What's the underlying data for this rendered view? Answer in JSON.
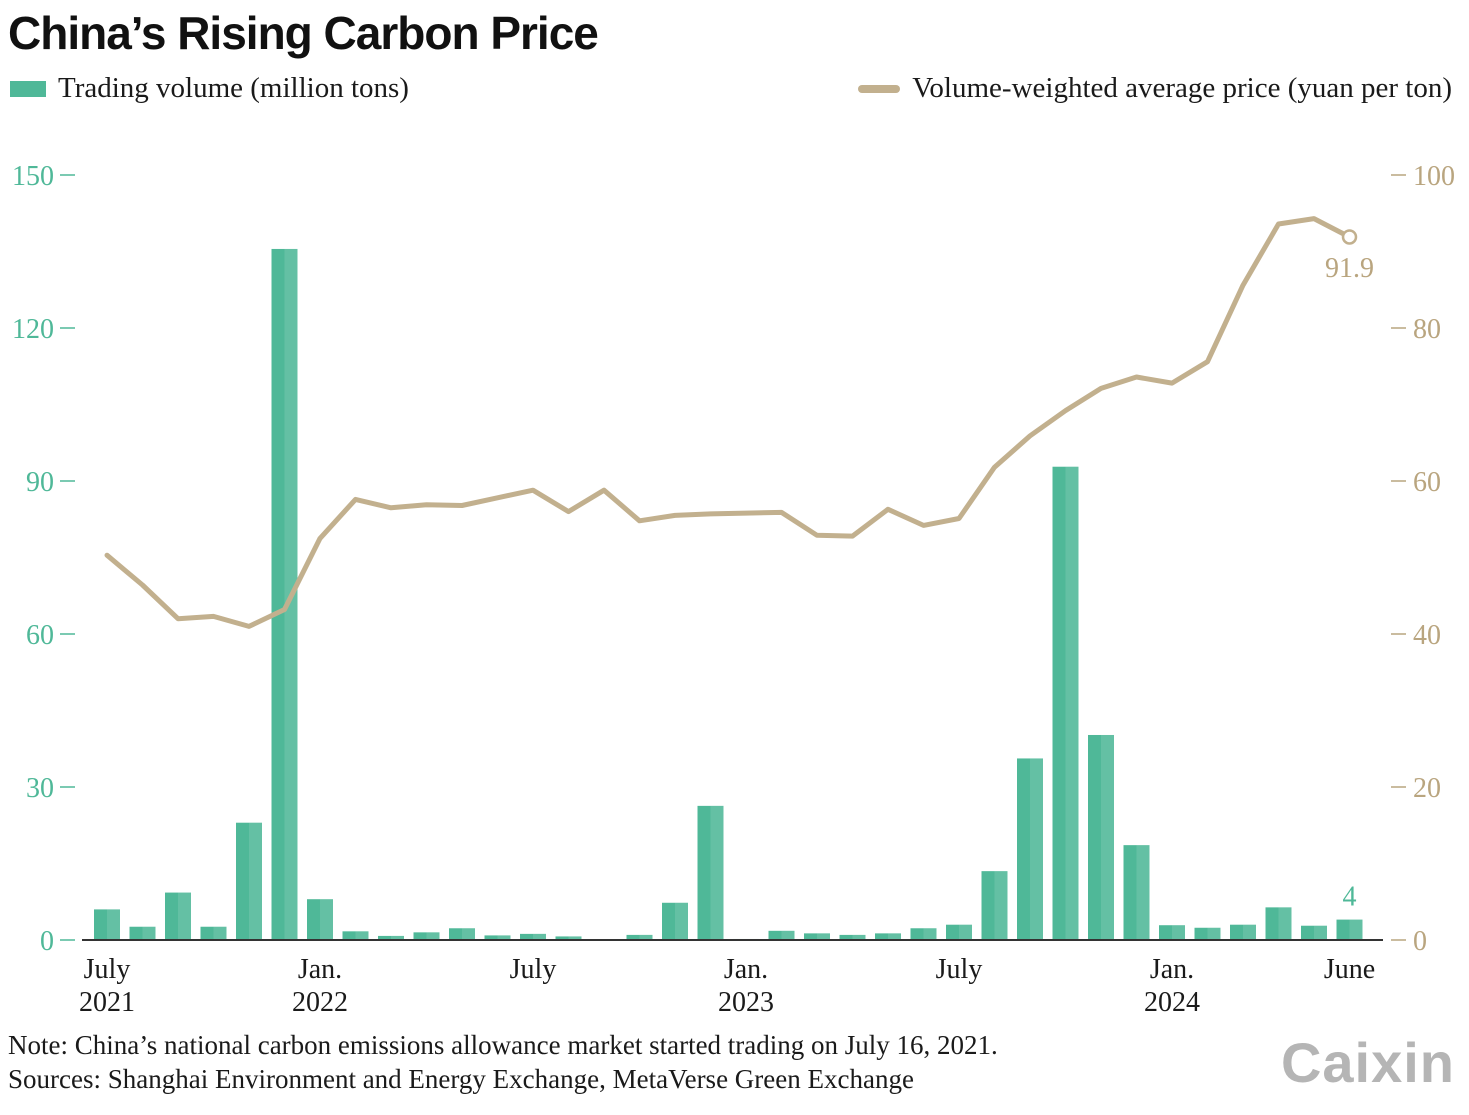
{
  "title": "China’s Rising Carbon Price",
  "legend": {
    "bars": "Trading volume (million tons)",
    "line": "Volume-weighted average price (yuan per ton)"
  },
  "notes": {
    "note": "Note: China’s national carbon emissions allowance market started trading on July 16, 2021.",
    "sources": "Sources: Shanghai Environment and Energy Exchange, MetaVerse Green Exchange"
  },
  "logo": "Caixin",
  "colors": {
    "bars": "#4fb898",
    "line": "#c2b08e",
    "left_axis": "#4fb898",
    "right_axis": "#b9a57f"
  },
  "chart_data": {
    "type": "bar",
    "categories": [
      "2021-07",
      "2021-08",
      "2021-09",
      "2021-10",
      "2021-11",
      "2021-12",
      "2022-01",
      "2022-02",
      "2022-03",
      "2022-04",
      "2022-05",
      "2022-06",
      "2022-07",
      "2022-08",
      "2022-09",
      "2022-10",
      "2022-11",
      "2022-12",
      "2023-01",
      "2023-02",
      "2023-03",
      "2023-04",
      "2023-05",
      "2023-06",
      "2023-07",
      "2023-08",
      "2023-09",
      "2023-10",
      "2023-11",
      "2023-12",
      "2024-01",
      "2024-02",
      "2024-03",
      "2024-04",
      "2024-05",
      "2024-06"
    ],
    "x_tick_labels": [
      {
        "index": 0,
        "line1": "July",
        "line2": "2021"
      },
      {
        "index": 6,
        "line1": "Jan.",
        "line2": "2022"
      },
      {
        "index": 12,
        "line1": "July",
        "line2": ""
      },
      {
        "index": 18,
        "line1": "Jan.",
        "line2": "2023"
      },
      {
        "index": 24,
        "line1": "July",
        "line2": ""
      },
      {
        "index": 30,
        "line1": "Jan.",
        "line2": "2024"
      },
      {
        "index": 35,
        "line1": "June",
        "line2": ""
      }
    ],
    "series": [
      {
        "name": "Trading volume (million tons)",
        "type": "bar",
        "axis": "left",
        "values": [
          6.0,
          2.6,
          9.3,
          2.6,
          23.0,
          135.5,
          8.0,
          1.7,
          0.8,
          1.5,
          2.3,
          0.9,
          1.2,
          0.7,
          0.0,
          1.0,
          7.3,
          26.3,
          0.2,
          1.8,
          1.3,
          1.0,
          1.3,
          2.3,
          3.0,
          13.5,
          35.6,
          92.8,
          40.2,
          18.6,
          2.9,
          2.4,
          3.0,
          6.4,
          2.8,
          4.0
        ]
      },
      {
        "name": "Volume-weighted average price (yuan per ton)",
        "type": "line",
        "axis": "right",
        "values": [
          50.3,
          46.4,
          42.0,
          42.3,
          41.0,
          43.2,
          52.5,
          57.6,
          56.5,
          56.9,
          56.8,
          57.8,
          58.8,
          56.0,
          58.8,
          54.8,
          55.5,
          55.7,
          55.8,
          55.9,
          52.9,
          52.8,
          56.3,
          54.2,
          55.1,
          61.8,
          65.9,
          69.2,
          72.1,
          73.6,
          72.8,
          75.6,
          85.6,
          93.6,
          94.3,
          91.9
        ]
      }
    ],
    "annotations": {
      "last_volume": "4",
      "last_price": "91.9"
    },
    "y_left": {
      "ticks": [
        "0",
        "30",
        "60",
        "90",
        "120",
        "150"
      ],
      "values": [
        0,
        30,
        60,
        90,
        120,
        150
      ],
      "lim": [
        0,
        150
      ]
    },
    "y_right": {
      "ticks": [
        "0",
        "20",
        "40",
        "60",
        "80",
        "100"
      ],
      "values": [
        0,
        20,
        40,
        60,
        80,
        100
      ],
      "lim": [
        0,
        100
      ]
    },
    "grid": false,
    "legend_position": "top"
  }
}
::::
(Exercise aim): Copy out all of the data word for word. Do not carry over any picture.

(Output for this task):
What's the underlying data for this rendered view? Answer in JSON.
{
  "title": "China’s Rising Carbon Price",
  "legend": {
    "bars": "Trading volume (million tons)",
    "line": "Volume-weighted average price (yuan per ton)"
  },
  "notes": {
    "note": "Note: China’s national carbon emissions allowance market started trading on July 16, 2021.",
    "sources": "Sources: Shanghai Environment and Energy Exchange, MetaVerse Green Exchange"
  },
  "logo": "Caixin",
  "colors": {
    "bars": "#4fb898",
    "line": "#c2b08e",
    "left_axis": "#4fb898",
    "right_axis": "#b9a57f"
  },
  "chart_data": {
    "type": "bar",
    "categories": [
      "2021-07",
      "2021-08",
      "2021-09",
      "2021-10",
      "2021-11",
      "2021-12",
      "2022-01",
      "2022-02",
      "2022-03",
      "2022-04",
      "2022-05",
      "2022-06",
      "2022-07",
      "2022-08",
      "2022-09",
      "2022-10",
      "2022-11",
      "2022-12",
      "2023-01",
      "2023-02",
      "2023-03",
      "2023-04",
      "2023-05",
      "2023-06",
      "2023-07",
      "2023-08",
      "2023-09",
      "2023-10",
      "2023-11",
      "2023-12",
      "2024-01",
      "2024-02",
      "2024-03",
      "2024-04",
      "2024-05",
      "2024-06"
    ],
    "x_tick_labels": [
      {
        "index": 0,
        "line1": "July",
        "line2": "2021"
      },
      {
        "index": 6,
        "line1": "Jan.",
        "line2": "2022"
      },
      {
        "index": 12,
        "line1": "July",
        "line2": ""
      },
      {
        "index": 18,
        "line1": "Jan.",
        "line2": "2023"
      },
      {
        "index": 24,
        "line1": "July",
        "line2": ""
      },
      {
        "index": 30,
        "line1": "Jan.",
        "line2": "2024"
      },
      {
        "index": 35,
        "line1": "June",
        "line2": ""
      }
    ],
    "series": [
      {
        "name": "Trading volume (million tons)",
        "type": "bar",
        "axis": "left",
        "values": [
          6.0,
          2.6,
          9.3,
          2.6,
          23.0,
          135.5,
          8.0,
          1.7,
          0.8,
          1.5,
          2.3,
          0.9,
          1.2,
          0.7,
          0.0,
          1.0,
          7.3,
          26.3,
          0.2,
          1.8,
          1.3,
          1.0,
          1.3,
          2.3,
          3.0,
          13.5,
          35.6,
          92.8,
          40.2,
          18.6,
          2.9,
          2.4,
          3.0,
          6.4,
          2.8,
          4.0
        ]
      },
      {
        "name": "Volume-weighted average price (yuan per ton)",
        "type": "line",
        "axis": "right",
        "values": [
          50.3,
          46.4,
          42.0,
          42.3,
          41.0,
          43.2,
          52.5,
          57.6,
          56.5,
          56.9,
          56.8,
          57.8,
          58.8,
          56.0,
          58.8,
          54.8,
          55.5,
          55.7,
          55.8,
          55.9,
          52.9,
          52.8,
          56.3,
          54.2,
          55.1,
          61.8,
          65.9,
          69.2,
          72.1,
          73.6,
          72.8,
          75.6,
          85.6,
          93.6,
          94.3,
          91.9
        ]
      }
    ],
    "annotations": {
      "last_volume": "4",
      "last_price": "91.9"
    },
    "y_left": {
      "ticks": [
        "0",
        "30",
        "60",
        "90",
        "120",
        "150"
      ],
      "values": [
        0,
        30,
        60,
        90,
        120,
        150
      ],
      "lim": [
        0,
        150
      ]
    },
    "y_right": {
      "ticks": [
        "0",
        "20",
        "40",
        "60",
        "80",
        "100"
      ],
      "values": [
        0,
        20,
        40,
        60,
        80,
        100
      ],
      "lim": [
        0,
        100
      ]
    },
    "grid": false,
    "legend_position": "top"
  }
}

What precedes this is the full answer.